Find the string "stars" in the listing and report every line that has it.

• • • • • • •

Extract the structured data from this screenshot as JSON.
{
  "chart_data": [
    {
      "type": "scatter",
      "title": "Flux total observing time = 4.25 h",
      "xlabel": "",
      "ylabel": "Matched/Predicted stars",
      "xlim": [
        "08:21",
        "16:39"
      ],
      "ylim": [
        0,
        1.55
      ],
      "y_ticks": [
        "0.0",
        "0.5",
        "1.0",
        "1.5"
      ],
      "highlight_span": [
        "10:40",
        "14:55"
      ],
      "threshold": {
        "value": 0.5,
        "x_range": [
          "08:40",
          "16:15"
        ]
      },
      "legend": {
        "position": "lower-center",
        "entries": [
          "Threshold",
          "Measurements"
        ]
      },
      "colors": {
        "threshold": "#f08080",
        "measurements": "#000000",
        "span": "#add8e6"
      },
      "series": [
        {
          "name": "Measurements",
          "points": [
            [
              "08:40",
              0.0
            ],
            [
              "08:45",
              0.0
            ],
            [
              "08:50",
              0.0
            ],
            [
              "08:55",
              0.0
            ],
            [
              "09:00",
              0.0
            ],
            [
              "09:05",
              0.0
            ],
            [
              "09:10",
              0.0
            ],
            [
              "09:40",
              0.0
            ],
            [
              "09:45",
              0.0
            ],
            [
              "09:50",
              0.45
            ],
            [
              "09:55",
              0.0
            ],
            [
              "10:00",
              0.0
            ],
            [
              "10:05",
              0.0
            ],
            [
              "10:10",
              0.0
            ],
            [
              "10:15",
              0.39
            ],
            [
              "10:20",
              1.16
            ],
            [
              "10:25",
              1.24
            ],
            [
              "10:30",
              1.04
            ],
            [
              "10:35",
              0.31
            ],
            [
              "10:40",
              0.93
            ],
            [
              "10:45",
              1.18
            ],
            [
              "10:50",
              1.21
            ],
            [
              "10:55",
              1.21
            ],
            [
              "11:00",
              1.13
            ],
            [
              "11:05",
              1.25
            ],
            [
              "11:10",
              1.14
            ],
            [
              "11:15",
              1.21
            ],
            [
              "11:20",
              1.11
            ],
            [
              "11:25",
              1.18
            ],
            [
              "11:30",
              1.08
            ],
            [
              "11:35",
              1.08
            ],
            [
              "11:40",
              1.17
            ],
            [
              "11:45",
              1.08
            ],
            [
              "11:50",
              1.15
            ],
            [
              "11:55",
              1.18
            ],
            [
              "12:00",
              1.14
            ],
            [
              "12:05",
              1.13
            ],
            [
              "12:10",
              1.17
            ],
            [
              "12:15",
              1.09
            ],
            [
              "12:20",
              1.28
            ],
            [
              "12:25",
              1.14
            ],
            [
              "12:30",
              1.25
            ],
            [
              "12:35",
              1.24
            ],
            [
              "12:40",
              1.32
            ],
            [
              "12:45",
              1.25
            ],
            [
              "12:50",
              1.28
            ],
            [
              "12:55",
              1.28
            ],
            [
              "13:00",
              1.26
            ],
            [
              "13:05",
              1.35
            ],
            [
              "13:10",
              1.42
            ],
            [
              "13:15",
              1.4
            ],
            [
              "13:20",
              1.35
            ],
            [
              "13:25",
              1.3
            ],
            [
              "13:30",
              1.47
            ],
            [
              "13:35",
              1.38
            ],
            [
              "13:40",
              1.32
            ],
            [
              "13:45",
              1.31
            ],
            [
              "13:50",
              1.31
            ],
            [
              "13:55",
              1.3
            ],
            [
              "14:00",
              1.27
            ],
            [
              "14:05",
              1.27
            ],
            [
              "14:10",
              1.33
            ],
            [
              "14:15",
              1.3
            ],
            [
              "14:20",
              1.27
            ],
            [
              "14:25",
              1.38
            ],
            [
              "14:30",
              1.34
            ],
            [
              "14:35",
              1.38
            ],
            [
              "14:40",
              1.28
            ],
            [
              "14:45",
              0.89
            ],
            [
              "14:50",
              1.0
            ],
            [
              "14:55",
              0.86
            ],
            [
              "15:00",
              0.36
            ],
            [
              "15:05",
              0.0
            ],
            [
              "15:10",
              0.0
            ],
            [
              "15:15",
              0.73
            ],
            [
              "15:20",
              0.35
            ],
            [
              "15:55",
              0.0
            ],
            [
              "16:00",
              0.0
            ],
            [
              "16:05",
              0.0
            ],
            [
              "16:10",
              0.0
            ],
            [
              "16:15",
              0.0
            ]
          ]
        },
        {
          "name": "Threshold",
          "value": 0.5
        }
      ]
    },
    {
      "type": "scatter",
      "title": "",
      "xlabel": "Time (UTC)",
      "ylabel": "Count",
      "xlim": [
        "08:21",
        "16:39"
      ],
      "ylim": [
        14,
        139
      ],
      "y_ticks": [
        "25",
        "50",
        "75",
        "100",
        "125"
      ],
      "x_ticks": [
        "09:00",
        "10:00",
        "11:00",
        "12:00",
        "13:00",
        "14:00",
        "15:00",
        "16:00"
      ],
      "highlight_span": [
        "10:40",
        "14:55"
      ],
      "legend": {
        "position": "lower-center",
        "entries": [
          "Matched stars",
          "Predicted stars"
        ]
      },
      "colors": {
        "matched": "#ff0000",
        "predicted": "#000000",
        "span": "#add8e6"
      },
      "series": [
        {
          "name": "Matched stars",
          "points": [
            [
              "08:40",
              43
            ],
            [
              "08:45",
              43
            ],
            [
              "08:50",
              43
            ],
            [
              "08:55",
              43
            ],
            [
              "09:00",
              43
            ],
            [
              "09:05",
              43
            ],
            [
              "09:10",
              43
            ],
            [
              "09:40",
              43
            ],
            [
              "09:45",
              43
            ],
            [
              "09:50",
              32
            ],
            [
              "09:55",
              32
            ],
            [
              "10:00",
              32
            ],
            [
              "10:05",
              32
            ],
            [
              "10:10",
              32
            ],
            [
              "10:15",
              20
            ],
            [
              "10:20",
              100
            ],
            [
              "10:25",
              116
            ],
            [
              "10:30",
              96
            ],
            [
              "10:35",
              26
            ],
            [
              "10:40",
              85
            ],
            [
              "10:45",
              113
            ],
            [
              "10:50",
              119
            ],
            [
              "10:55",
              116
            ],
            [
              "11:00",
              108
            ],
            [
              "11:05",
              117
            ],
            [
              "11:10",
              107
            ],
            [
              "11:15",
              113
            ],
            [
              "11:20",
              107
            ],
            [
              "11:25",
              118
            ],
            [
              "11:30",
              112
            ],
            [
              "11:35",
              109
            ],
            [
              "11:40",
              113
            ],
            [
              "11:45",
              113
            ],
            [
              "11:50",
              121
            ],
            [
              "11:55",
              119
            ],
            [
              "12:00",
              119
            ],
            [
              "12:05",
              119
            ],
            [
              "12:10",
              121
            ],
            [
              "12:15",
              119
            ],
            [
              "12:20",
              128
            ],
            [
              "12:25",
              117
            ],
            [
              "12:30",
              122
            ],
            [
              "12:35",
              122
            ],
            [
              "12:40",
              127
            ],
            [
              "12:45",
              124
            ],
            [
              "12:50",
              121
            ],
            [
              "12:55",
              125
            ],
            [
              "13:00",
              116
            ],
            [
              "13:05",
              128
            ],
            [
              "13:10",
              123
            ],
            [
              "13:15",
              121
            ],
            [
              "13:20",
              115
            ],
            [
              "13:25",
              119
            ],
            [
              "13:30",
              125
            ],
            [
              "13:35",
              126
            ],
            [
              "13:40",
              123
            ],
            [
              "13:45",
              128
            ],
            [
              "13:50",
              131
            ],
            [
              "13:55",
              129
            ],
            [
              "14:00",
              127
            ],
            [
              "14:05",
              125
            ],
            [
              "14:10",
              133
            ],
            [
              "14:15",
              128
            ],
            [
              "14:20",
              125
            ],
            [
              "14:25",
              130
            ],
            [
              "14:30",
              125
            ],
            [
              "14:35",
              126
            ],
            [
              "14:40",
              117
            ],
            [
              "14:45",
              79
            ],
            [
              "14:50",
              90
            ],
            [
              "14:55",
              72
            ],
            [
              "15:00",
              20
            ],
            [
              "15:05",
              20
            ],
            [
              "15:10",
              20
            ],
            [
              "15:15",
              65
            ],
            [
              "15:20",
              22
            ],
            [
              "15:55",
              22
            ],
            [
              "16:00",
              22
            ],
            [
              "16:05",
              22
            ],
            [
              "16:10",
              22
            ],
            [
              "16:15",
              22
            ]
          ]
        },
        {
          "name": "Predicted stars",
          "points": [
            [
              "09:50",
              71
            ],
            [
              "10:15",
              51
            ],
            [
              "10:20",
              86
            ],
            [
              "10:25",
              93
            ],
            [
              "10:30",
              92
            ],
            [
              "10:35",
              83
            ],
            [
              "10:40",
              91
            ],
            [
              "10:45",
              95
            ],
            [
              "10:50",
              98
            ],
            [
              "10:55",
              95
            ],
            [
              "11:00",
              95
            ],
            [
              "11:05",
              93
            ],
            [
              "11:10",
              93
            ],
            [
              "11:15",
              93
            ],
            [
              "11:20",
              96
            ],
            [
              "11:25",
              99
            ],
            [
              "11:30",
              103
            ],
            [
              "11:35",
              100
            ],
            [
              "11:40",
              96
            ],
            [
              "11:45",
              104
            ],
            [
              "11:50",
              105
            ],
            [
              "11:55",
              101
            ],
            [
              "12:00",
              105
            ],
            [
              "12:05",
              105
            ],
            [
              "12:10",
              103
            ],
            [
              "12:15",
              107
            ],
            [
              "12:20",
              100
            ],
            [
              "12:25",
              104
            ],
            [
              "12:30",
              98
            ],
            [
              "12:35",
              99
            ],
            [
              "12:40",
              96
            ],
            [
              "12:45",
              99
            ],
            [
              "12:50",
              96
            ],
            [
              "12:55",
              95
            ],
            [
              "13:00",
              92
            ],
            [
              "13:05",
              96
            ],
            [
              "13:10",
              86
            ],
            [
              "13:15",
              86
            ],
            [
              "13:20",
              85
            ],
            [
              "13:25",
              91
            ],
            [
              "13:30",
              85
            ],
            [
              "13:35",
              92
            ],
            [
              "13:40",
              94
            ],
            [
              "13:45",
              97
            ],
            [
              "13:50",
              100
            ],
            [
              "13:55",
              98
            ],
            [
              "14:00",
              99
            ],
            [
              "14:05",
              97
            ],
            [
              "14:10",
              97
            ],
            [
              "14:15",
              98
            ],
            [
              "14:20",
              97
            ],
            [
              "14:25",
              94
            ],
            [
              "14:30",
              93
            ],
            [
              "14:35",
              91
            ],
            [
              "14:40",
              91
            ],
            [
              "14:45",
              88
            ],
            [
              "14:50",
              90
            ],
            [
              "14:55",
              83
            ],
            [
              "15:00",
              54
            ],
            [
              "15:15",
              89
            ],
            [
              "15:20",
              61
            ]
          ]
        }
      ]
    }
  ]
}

• • • • • • •

> [Reply to the task]:
      "ylabel": "Matched/Predicted stars",
          "Matched stars",
          "Predicted stars"
          "name": "Matched stars",
          "name": "Predicted stars",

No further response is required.